• WHAT NEEDS TO BE DONE: Pull out every line below that holds the word "this".

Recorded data

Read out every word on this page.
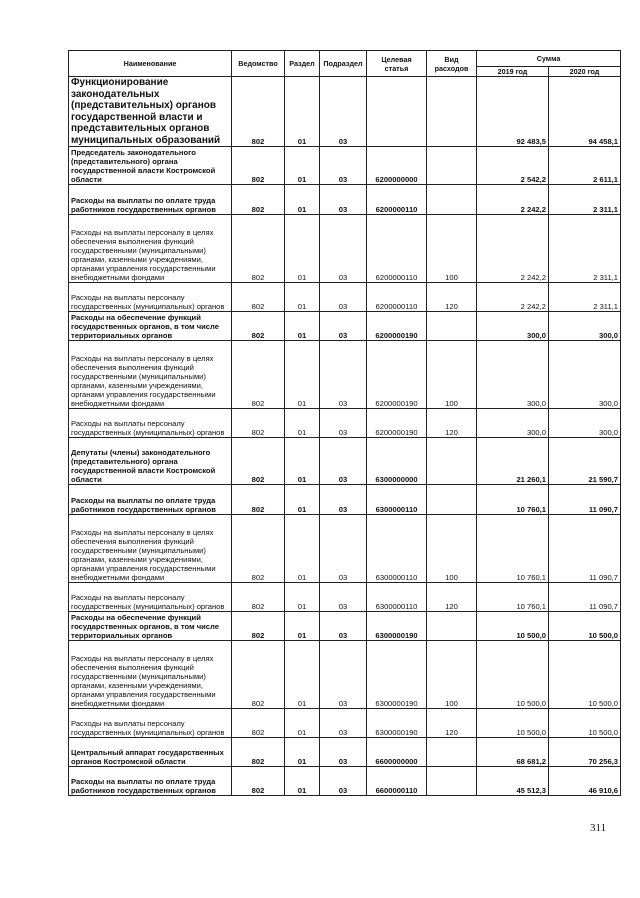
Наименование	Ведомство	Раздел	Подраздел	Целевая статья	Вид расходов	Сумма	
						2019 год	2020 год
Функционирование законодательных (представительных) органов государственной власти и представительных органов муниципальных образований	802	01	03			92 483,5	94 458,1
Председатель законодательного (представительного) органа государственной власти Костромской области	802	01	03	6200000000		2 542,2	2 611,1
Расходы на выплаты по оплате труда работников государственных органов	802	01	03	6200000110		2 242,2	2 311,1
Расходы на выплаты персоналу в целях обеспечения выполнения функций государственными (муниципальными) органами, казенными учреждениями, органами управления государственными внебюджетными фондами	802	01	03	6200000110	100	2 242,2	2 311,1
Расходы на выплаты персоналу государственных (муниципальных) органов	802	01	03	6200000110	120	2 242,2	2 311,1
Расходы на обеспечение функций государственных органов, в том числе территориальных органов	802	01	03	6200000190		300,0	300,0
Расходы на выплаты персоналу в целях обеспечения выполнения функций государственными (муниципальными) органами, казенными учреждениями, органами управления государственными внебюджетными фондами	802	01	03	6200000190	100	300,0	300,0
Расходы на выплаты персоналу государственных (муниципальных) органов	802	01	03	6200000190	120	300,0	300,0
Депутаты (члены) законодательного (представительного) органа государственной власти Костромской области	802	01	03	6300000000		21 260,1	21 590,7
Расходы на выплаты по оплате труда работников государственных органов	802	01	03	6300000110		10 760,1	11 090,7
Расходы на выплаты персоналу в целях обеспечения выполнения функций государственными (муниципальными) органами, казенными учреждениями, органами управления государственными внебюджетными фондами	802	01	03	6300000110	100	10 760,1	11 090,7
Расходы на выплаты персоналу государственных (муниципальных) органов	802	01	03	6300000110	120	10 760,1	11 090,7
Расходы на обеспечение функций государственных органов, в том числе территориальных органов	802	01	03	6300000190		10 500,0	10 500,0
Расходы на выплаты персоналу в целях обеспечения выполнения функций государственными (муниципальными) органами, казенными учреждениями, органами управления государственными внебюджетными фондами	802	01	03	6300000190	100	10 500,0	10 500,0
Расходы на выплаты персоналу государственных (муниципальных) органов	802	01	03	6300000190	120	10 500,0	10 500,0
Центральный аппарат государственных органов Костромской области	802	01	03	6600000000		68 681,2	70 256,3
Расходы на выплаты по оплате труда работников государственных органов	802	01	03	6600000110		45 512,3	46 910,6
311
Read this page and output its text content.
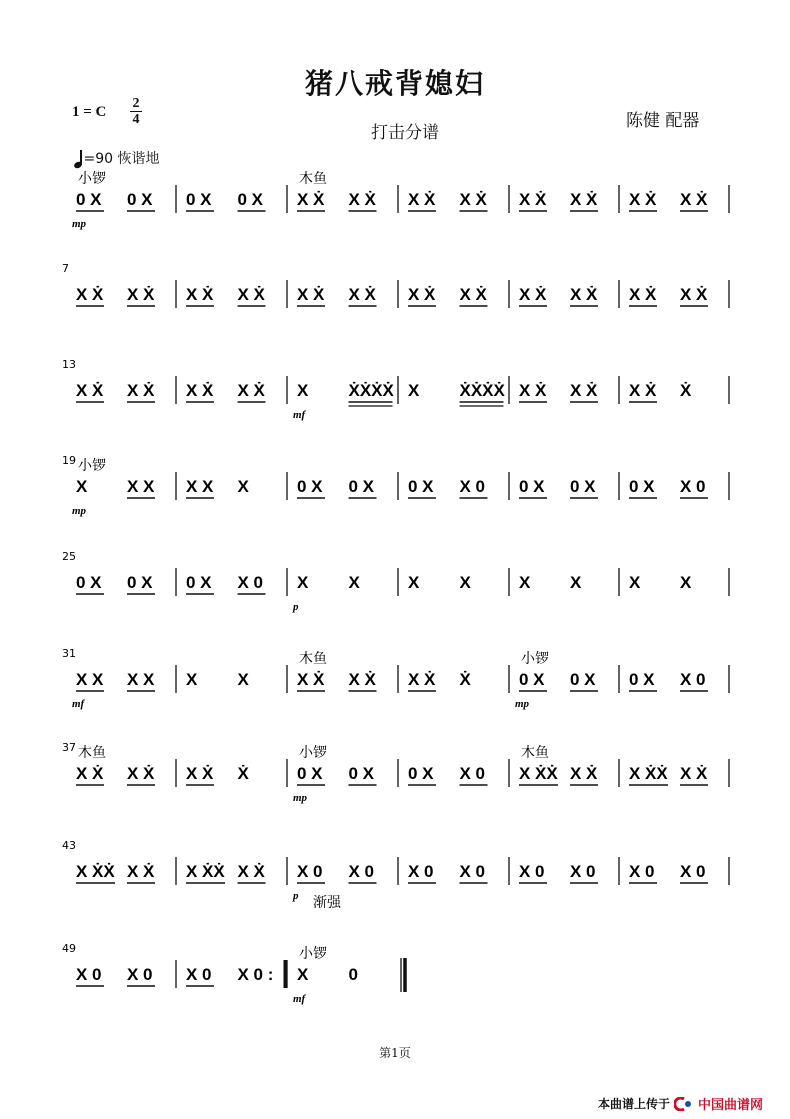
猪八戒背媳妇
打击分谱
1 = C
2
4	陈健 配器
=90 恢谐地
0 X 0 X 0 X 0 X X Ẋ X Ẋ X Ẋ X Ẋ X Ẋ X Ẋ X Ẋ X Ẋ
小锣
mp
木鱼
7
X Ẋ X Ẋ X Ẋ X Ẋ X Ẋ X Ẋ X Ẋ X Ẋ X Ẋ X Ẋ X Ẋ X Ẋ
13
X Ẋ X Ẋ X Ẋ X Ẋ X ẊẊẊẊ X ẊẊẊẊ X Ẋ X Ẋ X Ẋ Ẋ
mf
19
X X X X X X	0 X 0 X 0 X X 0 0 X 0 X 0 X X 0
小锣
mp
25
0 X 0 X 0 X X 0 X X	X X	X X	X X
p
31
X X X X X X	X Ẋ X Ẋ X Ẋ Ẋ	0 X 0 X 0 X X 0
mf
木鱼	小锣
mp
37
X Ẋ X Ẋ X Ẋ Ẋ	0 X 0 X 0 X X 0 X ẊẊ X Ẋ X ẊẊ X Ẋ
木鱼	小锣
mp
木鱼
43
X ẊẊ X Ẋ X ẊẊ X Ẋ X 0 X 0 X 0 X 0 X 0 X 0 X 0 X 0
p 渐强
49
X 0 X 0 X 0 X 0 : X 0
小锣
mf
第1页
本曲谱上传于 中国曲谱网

• FINISHED ANSWER:
Read out every word on this page.
Read this page and output its text content.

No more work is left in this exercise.